Copy each line of the records that holds the string "SDTVAR".

[Raw records]
## begin
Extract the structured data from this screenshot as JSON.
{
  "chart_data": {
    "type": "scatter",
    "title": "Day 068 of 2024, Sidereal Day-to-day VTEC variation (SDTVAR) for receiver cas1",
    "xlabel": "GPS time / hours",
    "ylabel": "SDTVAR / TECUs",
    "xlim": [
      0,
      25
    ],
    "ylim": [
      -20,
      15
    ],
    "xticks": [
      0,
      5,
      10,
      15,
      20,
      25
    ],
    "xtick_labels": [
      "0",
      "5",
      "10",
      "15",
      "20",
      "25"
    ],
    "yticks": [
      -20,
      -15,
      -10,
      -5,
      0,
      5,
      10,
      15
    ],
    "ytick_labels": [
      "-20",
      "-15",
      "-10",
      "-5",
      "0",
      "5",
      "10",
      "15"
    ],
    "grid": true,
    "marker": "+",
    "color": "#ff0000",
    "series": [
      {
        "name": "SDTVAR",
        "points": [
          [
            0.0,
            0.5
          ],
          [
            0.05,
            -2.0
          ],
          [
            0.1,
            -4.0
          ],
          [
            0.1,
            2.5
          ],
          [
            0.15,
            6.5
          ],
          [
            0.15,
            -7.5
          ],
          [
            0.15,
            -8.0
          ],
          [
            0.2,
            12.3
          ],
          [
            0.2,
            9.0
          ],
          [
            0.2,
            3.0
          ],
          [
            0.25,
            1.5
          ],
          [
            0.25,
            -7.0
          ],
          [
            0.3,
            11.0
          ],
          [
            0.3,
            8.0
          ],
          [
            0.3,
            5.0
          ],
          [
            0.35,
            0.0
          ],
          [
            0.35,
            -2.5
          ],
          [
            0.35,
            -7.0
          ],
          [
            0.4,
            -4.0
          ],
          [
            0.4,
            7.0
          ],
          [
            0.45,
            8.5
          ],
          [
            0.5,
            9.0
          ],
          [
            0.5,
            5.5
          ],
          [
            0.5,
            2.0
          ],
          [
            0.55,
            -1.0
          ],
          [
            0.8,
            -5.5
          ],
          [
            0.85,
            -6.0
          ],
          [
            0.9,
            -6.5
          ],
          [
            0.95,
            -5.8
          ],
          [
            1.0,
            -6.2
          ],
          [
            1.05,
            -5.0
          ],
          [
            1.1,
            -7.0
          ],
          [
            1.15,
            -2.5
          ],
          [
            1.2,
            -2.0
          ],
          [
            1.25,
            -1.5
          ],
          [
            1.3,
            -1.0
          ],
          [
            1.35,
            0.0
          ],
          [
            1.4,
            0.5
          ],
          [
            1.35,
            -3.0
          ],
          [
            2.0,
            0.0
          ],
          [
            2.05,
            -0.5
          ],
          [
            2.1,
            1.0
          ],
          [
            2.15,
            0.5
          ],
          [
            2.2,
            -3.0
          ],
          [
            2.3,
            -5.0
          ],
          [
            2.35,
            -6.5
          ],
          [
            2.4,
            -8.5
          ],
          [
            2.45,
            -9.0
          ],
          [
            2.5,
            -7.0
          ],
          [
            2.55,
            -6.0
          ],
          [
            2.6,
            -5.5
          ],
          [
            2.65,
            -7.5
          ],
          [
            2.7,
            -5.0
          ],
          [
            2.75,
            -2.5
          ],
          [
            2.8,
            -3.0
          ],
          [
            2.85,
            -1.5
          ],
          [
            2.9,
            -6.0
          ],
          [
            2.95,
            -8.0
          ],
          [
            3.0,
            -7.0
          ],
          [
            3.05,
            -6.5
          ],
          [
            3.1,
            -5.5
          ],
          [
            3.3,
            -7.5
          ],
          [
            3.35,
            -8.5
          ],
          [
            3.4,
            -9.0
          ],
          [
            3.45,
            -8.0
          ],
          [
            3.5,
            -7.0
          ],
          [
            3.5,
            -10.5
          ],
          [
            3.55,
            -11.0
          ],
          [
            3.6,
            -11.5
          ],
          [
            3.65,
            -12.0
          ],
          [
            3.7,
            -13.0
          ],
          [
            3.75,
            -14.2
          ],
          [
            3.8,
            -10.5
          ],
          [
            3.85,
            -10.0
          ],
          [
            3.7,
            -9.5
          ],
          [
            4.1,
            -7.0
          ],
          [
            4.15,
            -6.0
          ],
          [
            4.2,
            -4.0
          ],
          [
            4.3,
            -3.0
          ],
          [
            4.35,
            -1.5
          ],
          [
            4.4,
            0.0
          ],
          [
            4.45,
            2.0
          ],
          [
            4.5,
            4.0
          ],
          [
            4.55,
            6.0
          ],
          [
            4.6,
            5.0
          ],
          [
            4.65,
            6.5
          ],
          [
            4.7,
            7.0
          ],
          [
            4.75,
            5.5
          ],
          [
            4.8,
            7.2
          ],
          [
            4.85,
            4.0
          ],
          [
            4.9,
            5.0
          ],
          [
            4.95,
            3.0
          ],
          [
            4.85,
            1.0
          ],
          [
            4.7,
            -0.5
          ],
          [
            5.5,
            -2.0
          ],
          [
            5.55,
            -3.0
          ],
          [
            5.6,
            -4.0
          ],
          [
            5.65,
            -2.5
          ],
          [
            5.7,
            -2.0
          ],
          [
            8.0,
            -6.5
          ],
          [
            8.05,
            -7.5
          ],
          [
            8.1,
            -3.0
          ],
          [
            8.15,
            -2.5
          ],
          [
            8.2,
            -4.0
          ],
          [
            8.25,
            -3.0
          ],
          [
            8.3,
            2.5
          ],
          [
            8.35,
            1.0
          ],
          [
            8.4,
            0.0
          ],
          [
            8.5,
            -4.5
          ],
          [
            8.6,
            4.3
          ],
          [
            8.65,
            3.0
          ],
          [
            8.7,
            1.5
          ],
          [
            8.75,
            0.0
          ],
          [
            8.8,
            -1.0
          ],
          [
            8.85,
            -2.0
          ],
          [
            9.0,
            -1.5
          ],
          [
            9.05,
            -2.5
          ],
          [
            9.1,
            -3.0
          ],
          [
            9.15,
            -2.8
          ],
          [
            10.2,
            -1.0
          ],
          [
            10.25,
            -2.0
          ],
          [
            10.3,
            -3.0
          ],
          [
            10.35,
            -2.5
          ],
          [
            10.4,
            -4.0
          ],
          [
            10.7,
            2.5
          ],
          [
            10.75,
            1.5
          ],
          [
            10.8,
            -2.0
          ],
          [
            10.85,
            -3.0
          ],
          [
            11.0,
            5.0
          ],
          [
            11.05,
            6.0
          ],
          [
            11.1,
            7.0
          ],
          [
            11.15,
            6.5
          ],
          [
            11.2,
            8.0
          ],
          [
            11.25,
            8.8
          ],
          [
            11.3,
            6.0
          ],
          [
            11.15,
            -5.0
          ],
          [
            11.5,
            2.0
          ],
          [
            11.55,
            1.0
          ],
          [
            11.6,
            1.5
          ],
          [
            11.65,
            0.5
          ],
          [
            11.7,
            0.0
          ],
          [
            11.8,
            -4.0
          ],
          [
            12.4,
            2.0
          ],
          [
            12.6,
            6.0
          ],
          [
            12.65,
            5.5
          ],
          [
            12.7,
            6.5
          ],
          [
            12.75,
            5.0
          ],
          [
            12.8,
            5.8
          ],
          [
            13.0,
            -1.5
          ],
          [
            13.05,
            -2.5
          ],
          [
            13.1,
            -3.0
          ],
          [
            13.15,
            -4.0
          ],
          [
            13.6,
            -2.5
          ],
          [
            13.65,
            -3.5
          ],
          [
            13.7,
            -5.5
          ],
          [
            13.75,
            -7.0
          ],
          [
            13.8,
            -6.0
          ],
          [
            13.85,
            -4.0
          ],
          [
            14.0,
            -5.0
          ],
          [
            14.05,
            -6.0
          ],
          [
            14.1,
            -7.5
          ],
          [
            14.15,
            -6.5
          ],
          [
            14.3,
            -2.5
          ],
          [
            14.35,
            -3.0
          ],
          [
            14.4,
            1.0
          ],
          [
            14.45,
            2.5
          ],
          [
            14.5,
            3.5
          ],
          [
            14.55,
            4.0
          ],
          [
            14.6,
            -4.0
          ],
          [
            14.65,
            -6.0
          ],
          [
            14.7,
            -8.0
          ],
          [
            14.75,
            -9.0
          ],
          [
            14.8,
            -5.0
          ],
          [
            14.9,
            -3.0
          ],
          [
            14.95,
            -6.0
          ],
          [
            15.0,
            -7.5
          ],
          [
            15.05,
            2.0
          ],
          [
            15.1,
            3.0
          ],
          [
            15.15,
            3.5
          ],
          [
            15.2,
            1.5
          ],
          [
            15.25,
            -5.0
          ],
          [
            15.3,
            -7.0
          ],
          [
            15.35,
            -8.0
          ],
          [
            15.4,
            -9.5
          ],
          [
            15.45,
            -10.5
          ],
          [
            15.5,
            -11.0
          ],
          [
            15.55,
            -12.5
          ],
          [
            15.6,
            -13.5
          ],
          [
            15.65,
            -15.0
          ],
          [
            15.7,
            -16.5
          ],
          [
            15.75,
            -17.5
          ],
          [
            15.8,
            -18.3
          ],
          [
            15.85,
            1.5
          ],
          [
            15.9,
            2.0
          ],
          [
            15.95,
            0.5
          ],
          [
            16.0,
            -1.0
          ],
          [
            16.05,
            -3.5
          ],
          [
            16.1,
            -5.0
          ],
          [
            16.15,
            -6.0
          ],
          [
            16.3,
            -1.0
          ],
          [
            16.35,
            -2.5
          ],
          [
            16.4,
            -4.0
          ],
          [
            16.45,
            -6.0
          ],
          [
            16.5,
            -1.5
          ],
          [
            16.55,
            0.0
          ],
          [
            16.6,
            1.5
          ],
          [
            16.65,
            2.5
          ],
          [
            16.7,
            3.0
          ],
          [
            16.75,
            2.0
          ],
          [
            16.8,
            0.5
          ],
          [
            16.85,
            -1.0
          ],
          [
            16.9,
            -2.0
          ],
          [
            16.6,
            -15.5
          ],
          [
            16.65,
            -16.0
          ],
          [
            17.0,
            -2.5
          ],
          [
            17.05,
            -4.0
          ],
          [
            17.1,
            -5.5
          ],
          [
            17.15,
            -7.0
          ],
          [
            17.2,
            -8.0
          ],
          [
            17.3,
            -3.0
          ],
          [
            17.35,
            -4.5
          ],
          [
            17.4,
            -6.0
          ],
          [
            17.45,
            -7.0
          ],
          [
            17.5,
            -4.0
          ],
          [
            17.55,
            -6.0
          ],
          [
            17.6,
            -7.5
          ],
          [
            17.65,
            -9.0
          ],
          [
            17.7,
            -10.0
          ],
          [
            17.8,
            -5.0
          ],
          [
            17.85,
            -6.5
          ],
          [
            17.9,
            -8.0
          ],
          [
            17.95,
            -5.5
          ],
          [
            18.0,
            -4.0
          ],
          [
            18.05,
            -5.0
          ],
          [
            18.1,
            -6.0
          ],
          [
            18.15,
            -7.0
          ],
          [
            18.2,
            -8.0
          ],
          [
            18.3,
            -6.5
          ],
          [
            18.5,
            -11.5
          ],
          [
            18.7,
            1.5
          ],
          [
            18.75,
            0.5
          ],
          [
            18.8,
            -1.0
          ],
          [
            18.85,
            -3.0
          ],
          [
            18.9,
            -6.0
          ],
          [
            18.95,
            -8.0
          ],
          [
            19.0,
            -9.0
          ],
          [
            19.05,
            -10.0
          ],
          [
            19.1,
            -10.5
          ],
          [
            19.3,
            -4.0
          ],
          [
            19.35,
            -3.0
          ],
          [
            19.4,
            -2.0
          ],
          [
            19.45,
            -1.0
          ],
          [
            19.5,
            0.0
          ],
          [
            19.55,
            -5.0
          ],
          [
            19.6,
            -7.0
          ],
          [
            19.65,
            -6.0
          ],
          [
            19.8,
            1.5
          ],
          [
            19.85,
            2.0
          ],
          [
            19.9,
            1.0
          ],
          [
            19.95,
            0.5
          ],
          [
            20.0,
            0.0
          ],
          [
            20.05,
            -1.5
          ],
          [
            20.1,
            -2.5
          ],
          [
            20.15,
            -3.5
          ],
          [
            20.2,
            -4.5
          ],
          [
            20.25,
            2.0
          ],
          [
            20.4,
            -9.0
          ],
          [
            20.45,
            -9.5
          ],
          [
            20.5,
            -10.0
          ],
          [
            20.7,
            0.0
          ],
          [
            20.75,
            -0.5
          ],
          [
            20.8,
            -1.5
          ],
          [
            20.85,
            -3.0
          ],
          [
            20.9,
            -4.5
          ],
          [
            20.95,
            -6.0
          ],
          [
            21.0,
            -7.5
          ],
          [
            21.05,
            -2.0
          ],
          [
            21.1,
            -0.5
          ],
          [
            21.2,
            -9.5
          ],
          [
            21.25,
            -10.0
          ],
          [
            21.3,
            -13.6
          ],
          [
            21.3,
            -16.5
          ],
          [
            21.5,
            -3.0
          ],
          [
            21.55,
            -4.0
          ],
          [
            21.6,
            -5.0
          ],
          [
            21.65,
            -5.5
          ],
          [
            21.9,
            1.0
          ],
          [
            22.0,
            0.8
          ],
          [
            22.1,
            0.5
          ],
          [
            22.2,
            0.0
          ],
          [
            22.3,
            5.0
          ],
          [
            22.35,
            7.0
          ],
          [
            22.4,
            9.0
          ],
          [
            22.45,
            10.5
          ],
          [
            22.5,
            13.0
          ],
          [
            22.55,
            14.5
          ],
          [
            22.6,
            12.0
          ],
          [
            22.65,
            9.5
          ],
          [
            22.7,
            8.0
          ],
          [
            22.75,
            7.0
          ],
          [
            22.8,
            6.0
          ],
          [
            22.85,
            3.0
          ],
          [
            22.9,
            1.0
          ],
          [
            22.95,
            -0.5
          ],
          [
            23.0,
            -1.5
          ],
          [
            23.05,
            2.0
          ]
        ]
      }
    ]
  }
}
## end
● **Finished exercise**:
    "title": "Day 068 of 2024, Sidereal Day-to-day VTEC variation (SDTVAR) for receiver cas1",
    "ylabel": "SDTVAR / TECUs",
        "name": "SDTVAR",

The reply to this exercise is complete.